Gather up every line that includes the string "ffffff".

** start of Dataset content **

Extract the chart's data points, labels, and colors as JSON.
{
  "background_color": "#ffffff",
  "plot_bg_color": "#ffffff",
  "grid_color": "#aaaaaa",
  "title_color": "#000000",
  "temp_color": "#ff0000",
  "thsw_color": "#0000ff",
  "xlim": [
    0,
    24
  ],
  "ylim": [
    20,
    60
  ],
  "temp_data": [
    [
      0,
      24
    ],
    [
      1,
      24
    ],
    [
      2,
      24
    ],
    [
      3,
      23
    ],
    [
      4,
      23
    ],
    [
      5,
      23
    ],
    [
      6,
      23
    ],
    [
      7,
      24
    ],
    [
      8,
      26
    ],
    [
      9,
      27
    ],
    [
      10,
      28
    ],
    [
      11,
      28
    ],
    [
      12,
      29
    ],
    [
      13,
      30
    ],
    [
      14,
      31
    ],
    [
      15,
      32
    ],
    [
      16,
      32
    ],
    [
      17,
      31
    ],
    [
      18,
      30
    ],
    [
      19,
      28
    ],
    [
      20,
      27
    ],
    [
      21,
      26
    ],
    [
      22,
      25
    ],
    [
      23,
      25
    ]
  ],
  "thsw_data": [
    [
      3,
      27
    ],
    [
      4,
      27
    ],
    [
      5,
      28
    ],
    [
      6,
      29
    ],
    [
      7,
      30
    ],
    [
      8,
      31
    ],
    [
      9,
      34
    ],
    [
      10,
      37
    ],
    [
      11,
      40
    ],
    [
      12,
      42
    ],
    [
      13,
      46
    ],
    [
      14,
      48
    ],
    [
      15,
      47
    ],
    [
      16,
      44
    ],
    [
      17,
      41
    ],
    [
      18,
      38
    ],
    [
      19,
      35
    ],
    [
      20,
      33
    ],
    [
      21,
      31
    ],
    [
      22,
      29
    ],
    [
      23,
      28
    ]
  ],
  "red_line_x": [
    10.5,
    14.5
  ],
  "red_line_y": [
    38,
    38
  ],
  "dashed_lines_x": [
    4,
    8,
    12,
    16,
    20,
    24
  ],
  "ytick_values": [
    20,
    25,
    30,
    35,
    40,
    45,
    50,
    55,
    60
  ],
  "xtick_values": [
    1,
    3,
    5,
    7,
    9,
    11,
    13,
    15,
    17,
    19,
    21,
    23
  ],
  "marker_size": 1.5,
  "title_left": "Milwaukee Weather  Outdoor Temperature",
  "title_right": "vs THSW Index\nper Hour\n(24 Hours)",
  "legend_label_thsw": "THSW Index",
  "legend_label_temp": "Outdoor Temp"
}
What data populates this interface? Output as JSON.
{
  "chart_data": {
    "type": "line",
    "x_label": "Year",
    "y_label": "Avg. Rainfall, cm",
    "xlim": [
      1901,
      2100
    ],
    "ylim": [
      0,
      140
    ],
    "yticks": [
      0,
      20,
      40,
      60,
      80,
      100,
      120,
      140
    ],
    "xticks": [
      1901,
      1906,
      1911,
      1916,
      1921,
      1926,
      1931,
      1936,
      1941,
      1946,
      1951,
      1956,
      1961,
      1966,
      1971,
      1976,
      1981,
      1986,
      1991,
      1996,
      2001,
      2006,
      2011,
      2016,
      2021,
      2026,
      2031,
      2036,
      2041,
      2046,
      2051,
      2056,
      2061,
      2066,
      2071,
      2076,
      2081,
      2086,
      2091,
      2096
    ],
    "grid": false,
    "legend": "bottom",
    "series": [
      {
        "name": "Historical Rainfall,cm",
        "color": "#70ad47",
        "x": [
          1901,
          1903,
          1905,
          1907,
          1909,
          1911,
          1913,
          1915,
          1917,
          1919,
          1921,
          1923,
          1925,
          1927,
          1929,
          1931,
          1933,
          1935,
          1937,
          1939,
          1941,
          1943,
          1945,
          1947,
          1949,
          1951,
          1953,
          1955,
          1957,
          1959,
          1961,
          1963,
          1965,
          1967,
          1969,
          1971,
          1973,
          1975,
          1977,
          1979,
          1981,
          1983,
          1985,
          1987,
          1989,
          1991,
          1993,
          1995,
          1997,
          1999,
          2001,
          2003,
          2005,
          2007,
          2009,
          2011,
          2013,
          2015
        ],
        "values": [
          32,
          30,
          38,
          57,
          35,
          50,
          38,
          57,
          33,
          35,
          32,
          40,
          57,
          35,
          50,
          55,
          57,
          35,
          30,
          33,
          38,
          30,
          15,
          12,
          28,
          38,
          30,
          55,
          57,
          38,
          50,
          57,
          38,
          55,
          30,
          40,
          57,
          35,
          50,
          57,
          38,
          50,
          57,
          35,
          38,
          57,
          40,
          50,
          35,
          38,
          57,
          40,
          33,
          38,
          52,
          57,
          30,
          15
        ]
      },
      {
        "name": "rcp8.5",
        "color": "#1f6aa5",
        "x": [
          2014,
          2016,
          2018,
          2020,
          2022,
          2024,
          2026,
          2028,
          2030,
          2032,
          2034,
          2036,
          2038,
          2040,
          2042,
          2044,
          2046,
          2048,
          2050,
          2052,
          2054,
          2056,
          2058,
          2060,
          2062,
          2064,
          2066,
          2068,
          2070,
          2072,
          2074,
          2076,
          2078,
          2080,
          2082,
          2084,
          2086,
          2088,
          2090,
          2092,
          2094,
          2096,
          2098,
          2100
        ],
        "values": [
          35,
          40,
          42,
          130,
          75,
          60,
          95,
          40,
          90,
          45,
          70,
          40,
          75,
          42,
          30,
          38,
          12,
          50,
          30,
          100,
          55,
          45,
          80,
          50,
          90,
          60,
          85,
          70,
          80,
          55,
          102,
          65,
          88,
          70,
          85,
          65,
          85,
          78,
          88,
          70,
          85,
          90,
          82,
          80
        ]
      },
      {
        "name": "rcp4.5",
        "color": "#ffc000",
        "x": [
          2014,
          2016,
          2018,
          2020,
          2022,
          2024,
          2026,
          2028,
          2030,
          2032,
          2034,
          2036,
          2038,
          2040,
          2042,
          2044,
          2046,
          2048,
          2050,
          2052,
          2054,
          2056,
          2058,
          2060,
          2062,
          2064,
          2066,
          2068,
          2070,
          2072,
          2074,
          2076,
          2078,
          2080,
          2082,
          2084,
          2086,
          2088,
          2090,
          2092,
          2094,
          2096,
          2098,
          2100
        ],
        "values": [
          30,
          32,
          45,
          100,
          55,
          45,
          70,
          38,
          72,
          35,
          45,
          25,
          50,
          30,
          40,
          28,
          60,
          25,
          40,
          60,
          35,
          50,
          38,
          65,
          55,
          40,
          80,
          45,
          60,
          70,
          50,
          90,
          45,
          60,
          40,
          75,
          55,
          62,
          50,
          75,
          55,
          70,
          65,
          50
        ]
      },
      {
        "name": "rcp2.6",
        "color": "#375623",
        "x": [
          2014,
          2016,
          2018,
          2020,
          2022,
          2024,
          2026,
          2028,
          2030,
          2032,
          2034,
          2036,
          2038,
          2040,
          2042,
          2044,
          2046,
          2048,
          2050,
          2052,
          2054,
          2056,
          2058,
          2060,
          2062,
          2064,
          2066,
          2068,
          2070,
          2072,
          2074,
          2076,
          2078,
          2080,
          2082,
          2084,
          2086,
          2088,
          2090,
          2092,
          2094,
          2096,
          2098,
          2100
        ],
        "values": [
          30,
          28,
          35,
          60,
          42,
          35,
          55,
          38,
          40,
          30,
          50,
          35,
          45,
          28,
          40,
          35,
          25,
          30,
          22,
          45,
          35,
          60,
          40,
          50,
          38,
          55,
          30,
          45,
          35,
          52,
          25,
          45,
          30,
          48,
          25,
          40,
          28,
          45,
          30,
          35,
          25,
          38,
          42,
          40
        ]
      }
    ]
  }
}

** end of Dataset content **

Result of this task -
  "background_color": "#ffffff",
  "plot_bg_color": "#ffffff",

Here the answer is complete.